> **Supplied entries**

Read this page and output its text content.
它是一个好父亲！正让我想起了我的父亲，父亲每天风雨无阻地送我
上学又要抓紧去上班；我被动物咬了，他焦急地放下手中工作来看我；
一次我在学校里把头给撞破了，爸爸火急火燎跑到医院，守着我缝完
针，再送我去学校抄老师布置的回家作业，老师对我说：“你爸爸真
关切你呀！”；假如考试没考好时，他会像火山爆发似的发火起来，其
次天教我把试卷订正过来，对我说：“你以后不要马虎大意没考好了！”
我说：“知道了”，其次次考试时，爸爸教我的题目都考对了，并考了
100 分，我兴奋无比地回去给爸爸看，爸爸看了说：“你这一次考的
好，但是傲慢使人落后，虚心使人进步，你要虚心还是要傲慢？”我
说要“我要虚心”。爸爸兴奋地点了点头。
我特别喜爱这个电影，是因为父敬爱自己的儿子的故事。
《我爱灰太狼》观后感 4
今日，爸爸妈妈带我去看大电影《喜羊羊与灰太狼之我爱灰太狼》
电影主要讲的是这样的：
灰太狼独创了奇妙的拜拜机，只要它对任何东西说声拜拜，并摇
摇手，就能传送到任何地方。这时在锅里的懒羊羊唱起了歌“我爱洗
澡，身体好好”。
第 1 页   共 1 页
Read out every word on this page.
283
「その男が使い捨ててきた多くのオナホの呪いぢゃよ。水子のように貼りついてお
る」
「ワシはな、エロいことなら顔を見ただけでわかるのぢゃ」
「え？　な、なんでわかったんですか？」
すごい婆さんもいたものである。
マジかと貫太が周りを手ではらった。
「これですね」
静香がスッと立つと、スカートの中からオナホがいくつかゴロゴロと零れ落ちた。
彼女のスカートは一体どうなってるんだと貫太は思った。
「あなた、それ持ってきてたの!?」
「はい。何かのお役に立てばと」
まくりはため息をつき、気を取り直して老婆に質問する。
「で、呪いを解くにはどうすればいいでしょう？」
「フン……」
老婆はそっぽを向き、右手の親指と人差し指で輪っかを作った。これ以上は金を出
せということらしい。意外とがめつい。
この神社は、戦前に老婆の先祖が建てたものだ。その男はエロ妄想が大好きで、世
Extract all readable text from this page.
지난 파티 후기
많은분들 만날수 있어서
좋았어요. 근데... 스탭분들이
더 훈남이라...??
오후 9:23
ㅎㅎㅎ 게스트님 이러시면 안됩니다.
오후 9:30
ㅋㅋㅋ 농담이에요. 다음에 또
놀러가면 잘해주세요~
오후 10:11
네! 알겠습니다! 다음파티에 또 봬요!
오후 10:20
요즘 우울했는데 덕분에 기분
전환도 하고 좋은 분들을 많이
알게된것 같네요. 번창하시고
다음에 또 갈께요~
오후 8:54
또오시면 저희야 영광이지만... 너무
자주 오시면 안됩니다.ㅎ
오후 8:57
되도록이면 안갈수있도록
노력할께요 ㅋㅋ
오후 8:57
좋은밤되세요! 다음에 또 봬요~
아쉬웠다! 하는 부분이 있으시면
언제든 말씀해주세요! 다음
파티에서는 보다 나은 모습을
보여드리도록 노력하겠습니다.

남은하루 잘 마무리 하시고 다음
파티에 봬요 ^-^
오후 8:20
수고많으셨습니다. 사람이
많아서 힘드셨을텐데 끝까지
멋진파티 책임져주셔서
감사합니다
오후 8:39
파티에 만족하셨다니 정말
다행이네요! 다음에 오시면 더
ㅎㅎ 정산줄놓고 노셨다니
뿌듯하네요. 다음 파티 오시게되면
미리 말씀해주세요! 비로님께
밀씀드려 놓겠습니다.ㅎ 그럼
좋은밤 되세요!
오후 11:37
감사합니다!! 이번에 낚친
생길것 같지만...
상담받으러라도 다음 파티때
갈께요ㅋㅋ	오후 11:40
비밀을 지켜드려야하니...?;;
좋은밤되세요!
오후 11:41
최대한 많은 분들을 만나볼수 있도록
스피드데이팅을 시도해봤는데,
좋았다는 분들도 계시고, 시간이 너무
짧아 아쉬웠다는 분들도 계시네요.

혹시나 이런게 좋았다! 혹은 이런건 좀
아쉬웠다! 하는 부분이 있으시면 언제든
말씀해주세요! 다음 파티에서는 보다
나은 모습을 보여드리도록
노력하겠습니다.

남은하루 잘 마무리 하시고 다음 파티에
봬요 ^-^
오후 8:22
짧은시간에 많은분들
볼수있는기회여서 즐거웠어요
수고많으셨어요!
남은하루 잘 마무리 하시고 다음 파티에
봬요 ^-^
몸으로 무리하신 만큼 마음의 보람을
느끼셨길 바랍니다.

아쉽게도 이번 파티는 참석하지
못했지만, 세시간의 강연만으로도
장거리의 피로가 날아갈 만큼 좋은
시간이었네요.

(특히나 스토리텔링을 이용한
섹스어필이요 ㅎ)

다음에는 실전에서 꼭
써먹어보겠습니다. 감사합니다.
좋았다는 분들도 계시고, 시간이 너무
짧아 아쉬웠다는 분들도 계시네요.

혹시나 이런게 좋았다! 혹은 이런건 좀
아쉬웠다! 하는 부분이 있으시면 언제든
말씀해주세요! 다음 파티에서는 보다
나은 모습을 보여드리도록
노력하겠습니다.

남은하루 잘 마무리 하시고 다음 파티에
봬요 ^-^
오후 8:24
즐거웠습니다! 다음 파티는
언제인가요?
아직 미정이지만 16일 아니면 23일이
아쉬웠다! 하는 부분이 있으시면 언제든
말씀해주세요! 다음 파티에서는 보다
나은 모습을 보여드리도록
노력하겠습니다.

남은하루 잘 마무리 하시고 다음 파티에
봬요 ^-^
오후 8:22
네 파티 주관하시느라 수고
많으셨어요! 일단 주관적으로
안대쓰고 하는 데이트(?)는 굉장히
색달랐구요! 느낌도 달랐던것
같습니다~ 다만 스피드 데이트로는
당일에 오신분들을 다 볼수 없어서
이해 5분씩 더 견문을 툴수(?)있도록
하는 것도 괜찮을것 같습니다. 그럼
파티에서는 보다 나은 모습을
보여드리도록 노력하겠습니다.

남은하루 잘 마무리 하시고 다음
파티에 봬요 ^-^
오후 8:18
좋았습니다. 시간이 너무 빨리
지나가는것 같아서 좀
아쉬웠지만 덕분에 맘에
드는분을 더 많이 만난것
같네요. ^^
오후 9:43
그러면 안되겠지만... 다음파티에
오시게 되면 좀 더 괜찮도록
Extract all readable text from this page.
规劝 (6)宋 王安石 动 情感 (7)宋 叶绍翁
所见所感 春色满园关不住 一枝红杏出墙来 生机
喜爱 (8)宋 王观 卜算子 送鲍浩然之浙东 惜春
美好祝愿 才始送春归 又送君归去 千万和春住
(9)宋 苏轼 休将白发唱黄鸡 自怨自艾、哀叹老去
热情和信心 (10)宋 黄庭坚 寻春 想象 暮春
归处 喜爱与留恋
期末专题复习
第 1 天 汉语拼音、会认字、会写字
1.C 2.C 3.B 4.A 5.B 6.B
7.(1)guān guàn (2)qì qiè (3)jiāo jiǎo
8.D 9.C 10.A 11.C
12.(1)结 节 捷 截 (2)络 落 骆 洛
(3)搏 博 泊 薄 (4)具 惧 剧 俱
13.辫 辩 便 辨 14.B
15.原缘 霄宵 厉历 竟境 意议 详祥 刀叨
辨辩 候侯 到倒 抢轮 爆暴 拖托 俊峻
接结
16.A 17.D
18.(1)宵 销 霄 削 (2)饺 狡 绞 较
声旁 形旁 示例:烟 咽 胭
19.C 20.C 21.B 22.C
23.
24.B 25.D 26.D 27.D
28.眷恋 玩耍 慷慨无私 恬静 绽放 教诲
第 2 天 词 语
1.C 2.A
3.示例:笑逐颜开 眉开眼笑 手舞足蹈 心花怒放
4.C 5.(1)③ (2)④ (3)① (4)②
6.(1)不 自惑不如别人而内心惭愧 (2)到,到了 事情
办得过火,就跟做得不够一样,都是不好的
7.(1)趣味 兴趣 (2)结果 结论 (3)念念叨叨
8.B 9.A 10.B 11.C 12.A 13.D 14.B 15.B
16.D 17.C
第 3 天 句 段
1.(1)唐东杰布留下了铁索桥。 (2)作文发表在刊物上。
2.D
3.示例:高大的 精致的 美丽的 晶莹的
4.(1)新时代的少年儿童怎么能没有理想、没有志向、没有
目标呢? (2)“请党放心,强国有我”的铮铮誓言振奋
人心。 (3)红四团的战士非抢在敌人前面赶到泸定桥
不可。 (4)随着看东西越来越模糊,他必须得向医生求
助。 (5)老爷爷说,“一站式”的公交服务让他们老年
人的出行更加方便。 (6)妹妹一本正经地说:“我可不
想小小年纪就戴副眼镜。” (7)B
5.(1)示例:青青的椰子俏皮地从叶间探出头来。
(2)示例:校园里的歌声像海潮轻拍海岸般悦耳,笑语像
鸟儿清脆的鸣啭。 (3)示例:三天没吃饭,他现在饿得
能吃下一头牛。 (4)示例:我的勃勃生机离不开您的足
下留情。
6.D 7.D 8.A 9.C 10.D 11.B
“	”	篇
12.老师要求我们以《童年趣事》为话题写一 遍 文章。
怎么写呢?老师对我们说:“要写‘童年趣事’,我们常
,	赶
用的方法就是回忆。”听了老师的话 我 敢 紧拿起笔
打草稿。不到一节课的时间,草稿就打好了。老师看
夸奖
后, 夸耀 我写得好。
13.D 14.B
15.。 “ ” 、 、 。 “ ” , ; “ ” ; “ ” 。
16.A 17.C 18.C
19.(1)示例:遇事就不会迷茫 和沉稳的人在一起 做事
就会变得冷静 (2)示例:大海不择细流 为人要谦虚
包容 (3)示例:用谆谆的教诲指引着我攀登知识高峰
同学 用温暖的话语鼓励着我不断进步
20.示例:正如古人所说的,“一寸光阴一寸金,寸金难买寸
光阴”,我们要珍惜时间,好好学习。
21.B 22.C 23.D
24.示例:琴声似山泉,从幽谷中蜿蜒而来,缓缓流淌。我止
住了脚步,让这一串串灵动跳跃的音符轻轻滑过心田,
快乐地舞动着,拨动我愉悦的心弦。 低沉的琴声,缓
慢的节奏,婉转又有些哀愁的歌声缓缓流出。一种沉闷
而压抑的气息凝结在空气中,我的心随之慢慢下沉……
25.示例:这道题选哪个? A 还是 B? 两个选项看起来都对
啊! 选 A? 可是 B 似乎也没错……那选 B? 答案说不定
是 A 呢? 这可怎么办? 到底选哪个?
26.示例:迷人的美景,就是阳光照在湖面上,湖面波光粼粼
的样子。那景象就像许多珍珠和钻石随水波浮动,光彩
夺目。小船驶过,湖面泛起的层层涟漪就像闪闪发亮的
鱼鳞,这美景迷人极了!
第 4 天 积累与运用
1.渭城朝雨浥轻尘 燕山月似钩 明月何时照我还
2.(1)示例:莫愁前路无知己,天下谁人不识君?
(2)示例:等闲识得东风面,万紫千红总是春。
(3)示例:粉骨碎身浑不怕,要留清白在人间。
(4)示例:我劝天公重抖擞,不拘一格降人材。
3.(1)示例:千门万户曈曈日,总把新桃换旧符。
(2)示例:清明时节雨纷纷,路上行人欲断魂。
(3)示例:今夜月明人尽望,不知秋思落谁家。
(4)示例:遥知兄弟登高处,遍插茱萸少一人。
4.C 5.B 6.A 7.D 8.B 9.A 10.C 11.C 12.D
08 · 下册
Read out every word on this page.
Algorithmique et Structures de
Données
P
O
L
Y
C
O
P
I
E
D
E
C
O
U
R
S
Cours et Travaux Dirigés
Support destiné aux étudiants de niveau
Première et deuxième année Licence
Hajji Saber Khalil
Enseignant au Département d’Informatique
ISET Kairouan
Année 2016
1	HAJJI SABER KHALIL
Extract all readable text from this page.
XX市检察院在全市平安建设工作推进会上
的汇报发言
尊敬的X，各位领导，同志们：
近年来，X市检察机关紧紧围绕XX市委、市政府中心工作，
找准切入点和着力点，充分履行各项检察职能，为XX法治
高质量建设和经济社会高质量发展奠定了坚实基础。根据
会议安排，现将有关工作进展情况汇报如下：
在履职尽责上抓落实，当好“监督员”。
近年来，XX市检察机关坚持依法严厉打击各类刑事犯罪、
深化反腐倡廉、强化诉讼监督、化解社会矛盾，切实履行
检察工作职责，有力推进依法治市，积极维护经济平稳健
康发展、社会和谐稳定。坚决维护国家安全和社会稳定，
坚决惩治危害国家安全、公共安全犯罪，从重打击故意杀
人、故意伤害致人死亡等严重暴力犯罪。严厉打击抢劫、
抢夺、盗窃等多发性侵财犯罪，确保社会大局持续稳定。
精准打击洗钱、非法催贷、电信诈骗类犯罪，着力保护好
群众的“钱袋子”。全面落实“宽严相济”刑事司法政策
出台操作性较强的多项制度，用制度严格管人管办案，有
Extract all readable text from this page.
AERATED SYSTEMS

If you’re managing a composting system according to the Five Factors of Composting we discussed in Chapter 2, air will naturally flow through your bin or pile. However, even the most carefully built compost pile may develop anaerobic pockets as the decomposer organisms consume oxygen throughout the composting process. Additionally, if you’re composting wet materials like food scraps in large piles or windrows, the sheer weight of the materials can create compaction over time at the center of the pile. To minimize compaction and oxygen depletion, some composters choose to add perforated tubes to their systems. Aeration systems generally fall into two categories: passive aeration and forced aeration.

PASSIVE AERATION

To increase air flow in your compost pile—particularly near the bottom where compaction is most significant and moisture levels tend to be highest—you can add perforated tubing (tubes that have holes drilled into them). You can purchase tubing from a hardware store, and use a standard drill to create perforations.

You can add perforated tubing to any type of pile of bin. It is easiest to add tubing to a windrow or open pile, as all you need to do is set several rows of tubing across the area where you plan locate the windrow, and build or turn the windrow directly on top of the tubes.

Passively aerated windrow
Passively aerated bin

> **Problem statement**
Look over the listing. Pull out every line with the string "童年趣事" in it.

> **Answer to the task**
12.老师要求我们以《童年趣事》为话题写一 遍 文章。
怎么写呢?老师对我们说:“要写‘童年趣事’,我们常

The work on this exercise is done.